■ Recorded data ■
———

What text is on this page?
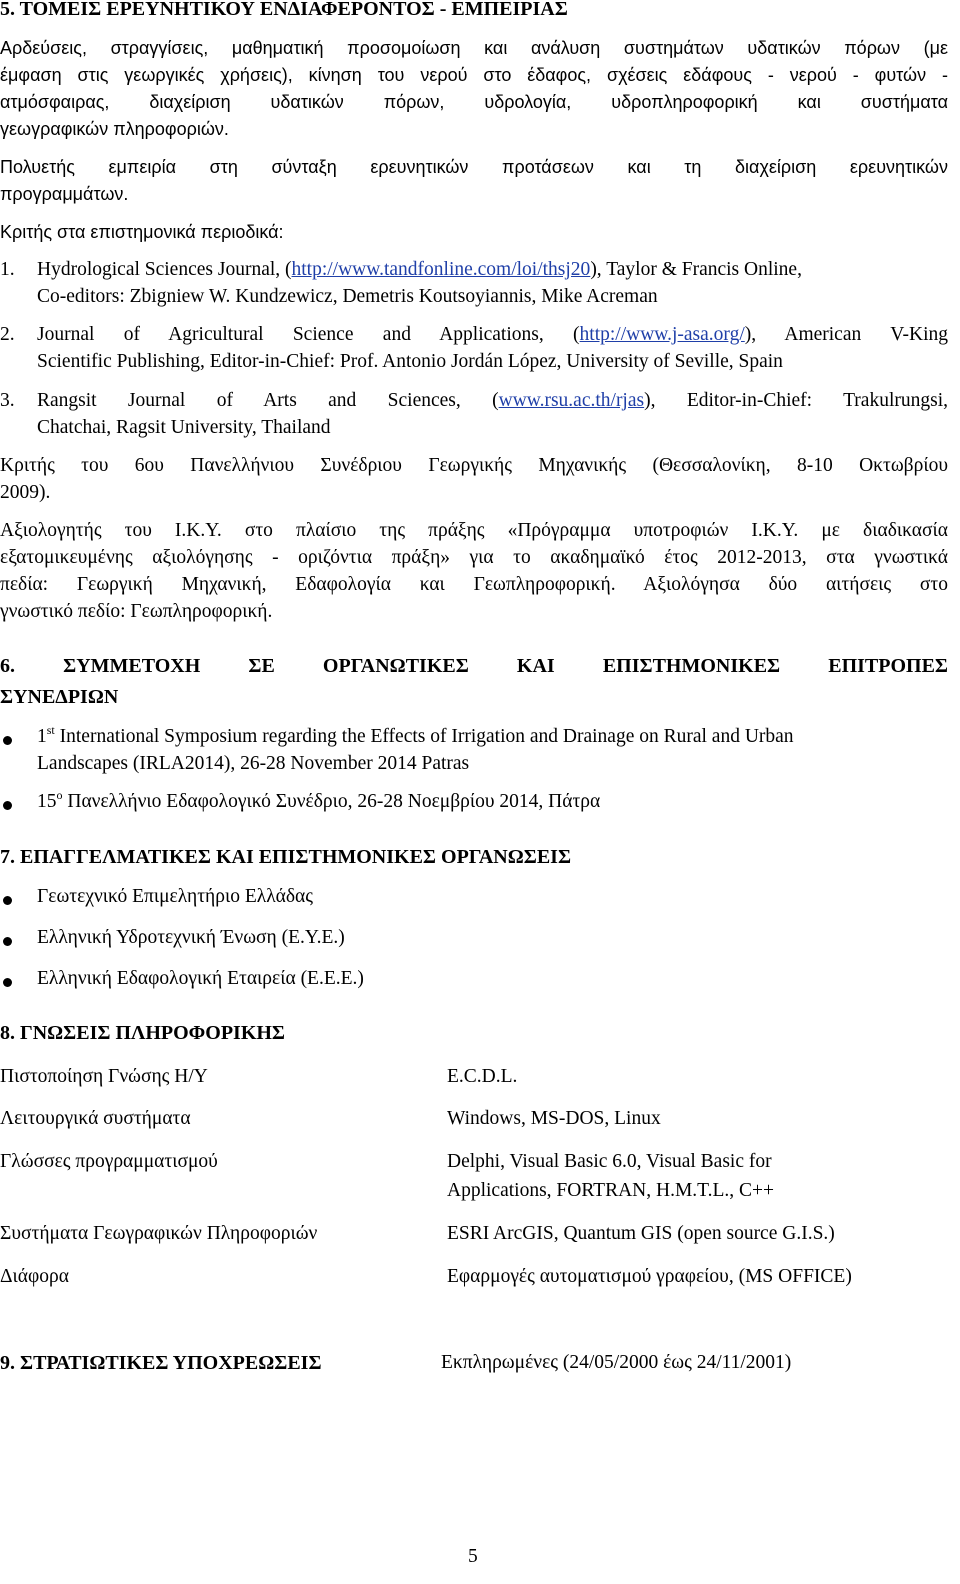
5. ΤΟΜΕΙΣ ΕΡΕΥΝΗΤΙΚΟΥ ΕΝΔΙΑΦΕΡΟΝΤΟΣ - ΕΜΠΕΙΡΙΑΣ
Αρδεύσεις, στραγγίσεις, μαθηματική προσομοίωση και ανάλυση συστημάτων υδατικών πόρων (με
έμφαση στις γεωργικές χρήσεις), κίνηση του νερού στο έδαφος, σχέσεις εδάφους - νερού - φυτών -
ατμόσφαιρας, διαχείριση υδατικών πόρων, υδρολογία, υδροπληροφορική και συστήματα
γεωγραφικών πληροφοριών.
Πολυετής εμπειρία στη σύνταξη ερευνητικών προτάσεων και τη διαχείριση ερευνητικών
προγραμμάτων.
Κριτής στα επιστημονικά περιοδικά:
1. Hydrological Sciences Journal, (http://www.tandfonline.com/loi/thsj20), Taylor & Francis Online,
Co-editors: Zbigniew W. Kundzewicz, Demetris Koutsoyiannis, Mike Acreman
2. Journal of Agricultural Science and Applications, (http://www.j-asa.org/), American V-King
Scientific Publishing, Editor-in-Chief: Prof. Antonio Jordán López, University of Seville, Spain
3. Rangsit Journal of Arts and Sciences, (www.rsu.ac.th/rjas), Editor-in-Chief: Trakulrungsi,
Chatchai, Ragsit University, Thailand
Κριτής του 6ου Πανελλήνιου Συνέδριου Γεωργικής Μηχανικής (Θεσσαλονίκη, 8-10 Οκτωβρίου
2009).
Αξιολογητής του Ι.Κ.Υ. στο πλαίσιο της πράξης «Πρόγραμμα υποτροφιών Ι.Κ.Υ. με διαδικασία
εξατομικευμένης αξιολόγησης - οριζόντια πράξη» για το ακαδημαϊκό έτος 2012-2013, στα γνωστικά
πεδία: Γεωργική Μηχανική, Εδαφολογία και Γεωπληροφορική. Αξιολόγησα δύο αιτήσεις στο
γνωστικό πεδίο: Γεωπληροφορική.
6. ΣΥΜΜΕΤΟΧΗ ΣΕ ΟΡΓΑΝΩΤΙΚΕΣ ΚΑΙ ΕΠΙΣΤΗΜΟΝΙΚΕΣ ΕΠΙΤΡΟΠΕΣ
ΣΥΝΕΔΡΙΩΝ
1st International Symposium regarding the Effects of Irrigation and Drainage on Rural and Urban
Landscapes (IRLA2014), 26-28 November 2014 Patras
$15^o$ Πανελλήνιο Εδαφολογικό Συνέδριο, 26-28 Νοεμβρίου 2014, Πάτρα
7. ΕΠΑΓΓΕΛΜΑΤΙΚΕΣ ΚΑΙ ΕΠΙΣΤΗΜΟΝΙΚΕΣ ΟΡΓΑΝΩΣΕΙΣ
Γεωτεχνικό Επιμελητήριο Ελλάδας
Ελληνική Υδροτεχνική Ένωση (Ε.Υ.Ε.)
Ελληνική Εδαφολογική Εταιρεία (Ε.Ε.Ε.)
8. ΓΝΩΣΕΙΣ ΠΛΗΡΟΦΟΡΙΚΗΣ
Πιστοποίηση Γνώσης Η/Υ	E.C.D.L.
Λειτουργικά συστήματα	Windows, MS-DOS, Linux
Γλώσσες προγραμματισμού	Delphi, Visual Basic 6.0, Visual Basic for
Applications, FORTRAN, H.M.T.L., C++
Συστήματα Γεωγραφικών Πληροφοριών	ESRI ArcGIS, Quantum GIS (open source G.I.S.)
Διάφορα	Εφαρμογές αυτοματισμού γραφείου, (MS OFFICE)
9. ΣΤΡΑΤΙΩΤΙΚΕΣ ΥΠΟΧΡΕΩΣΕΙΣ	Εκπληρωμένες (24/05/2000 έως 24/11/2001)
5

———

■ Required work ■
Report only how many lines in the records contain the word "http".

■ Exercise answer ■
2